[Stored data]
======

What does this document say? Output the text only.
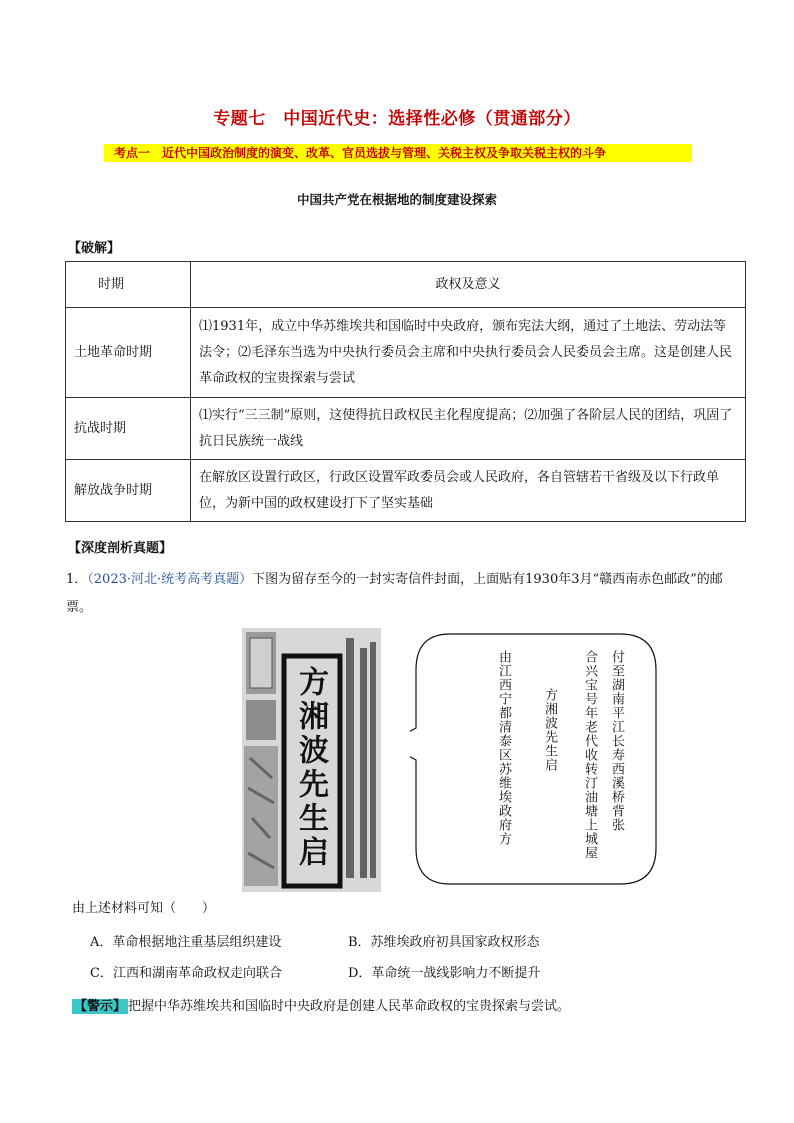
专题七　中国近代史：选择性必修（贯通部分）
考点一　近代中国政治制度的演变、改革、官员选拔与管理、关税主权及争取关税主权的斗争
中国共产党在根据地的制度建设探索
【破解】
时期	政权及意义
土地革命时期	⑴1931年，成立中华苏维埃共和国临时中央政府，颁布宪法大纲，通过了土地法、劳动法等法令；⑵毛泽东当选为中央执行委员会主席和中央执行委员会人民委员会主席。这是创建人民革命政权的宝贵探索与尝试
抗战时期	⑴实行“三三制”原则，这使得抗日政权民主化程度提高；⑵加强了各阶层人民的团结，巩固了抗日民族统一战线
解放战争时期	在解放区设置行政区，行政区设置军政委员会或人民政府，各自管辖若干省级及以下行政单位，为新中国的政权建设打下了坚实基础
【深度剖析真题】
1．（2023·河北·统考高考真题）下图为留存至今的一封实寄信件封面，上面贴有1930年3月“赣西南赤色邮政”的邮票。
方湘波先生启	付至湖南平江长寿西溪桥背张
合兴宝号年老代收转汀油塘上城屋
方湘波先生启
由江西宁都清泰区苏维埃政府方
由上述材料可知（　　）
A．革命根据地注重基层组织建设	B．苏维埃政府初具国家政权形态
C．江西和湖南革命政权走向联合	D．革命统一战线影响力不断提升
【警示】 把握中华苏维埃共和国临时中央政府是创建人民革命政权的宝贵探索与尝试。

======

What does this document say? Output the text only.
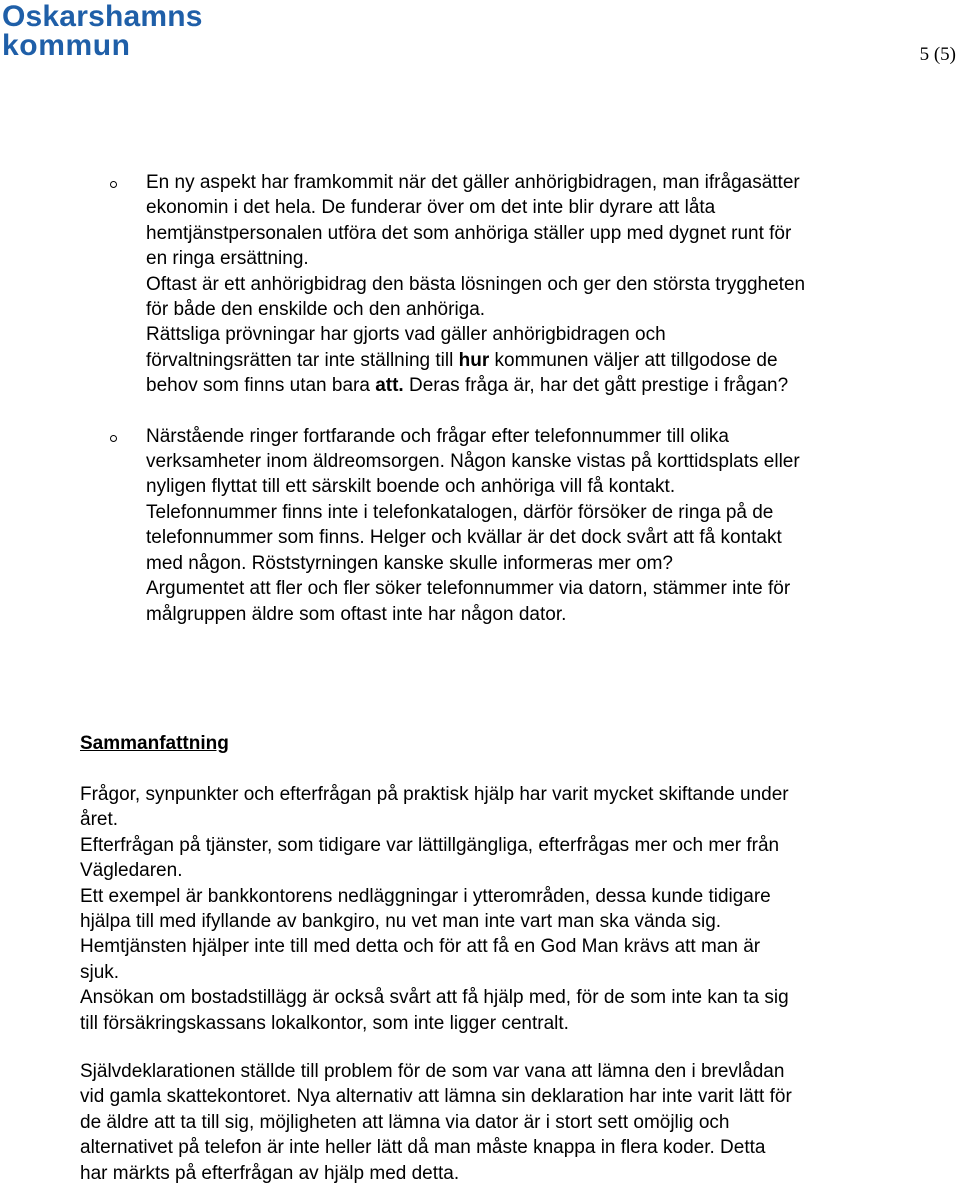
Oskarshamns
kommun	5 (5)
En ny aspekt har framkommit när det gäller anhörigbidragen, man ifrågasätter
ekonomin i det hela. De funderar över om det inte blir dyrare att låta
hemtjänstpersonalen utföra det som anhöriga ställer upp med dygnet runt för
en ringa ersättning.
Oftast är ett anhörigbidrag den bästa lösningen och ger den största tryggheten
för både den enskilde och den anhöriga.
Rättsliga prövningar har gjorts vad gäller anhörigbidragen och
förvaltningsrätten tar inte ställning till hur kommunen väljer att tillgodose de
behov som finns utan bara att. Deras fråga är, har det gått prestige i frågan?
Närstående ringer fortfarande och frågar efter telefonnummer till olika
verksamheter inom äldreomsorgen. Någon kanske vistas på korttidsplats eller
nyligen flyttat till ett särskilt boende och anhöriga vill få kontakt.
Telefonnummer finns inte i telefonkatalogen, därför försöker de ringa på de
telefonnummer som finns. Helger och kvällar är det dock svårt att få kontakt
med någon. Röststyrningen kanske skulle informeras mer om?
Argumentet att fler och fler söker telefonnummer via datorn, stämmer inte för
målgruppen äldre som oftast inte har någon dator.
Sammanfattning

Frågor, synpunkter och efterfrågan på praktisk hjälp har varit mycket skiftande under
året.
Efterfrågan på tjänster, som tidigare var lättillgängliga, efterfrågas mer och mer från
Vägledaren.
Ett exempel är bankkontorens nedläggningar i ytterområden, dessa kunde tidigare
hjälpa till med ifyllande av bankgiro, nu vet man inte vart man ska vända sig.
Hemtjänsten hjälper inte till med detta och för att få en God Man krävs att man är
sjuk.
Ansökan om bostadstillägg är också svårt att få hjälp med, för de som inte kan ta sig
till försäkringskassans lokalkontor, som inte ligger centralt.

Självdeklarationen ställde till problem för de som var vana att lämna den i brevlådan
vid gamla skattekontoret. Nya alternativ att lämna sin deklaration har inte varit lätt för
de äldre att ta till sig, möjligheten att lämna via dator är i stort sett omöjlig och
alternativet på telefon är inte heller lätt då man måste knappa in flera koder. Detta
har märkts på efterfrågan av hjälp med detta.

======

== Directive ==
Which lines of the data above contain "lämna"? Copy each one.

== Full response ==
Självdeklarationen ställde till problem för de som var vana att lämna den i brevlådan
vid gamla skattekontoret. Nya alternativ att lämna sin deklaration har inte varit lätt för
de äldre att ta till sig, möjligheten att lämna via dator är i stort sett omöjlig och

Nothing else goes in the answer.